[Stored data]
↓

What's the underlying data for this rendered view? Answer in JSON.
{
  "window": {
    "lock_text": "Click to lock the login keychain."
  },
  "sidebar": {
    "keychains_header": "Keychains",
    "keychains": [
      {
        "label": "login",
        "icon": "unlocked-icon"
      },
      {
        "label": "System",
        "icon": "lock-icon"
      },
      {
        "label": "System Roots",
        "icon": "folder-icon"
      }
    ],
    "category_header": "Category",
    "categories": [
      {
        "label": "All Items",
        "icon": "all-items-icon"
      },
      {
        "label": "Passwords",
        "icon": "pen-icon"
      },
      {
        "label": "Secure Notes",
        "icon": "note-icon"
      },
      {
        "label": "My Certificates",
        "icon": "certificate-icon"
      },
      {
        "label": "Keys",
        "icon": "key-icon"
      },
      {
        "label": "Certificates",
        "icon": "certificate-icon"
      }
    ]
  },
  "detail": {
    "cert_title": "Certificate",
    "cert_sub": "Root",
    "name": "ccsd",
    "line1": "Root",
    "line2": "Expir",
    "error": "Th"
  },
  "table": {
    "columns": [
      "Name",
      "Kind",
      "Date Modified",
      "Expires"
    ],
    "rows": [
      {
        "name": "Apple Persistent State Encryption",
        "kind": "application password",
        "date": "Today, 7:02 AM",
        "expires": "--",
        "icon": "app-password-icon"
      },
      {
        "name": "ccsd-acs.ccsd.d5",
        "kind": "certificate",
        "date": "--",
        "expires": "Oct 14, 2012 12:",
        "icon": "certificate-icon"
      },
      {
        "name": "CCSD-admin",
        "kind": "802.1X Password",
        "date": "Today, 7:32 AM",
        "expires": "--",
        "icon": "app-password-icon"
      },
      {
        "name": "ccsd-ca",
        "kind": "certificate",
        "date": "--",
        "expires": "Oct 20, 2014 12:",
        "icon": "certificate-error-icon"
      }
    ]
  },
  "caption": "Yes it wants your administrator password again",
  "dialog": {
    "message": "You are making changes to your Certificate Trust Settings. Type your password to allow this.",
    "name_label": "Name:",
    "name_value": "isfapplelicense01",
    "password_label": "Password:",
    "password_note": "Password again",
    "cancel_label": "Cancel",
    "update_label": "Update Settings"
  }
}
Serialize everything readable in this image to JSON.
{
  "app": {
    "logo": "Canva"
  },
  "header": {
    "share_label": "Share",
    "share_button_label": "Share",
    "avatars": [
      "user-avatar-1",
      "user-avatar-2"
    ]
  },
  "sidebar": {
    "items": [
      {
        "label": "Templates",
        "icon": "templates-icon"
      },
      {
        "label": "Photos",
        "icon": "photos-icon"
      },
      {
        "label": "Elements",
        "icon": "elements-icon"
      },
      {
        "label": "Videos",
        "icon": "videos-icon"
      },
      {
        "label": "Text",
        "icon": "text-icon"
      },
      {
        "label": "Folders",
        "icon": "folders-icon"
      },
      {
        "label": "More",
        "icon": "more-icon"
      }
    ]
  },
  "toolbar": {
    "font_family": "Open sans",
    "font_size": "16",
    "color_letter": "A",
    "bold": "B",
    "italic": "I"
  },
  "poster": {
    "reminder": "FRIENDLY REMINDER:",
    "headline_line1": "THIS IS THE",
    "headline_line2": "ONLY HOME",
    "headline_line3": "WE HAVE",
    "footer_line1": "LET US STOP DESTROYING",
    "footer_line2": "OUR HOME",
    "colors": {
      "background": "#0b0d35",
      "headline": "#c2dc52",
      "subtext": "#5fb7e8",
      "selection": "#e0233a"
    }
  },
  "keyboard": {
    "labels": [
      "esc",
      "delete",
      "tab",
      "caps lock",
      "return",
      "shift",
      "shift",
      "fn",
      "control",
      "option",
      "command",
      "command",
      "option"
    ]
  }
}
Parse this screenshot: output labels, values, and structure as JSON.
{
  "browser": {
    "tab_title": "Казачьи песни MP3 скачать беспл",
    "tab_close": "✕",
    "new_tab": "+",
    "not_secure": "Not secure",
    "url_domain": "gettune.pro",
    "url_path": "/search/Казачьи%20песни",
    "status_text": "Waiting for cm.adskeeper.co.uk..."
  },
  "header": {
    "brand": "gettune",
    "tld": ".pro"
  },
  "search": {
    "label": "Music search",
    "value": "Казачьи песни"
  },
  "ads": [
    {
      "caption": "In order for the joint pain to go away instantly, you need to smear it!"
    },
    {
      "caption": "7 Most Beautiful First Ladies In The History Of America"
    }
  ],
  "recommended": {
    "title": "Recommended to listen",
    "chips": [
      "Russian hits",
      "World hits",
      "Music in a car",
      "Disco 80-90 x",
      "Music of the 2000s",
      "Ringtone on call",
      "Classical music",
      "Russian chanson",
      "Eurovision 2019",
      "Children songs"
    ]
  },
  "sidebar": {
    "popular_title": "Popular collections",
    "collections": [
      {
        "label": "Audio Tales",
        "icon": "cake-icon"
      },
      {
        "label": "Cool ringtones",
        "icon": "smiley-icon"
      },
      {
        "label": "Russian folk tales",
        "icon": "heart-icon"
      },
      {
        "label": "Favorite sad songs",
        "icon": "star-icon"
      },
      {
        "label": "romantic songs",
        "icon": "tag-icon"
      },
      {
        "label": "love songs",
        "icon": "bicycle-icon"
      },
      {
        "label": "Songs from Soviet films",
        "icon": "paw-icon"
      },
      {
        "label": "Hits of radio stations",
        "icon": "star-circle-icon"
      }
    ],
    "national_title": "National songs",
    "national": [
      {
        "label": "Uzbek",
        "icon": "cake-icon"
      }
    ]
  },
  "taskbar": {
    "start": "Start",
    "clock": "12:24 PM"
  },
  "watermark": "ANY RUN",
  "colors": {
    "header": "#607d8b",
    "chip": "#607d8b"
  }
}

↑

PROBLEM:
Give only the number of lines in the data that hold the word "search".

THE SOLUTION:
3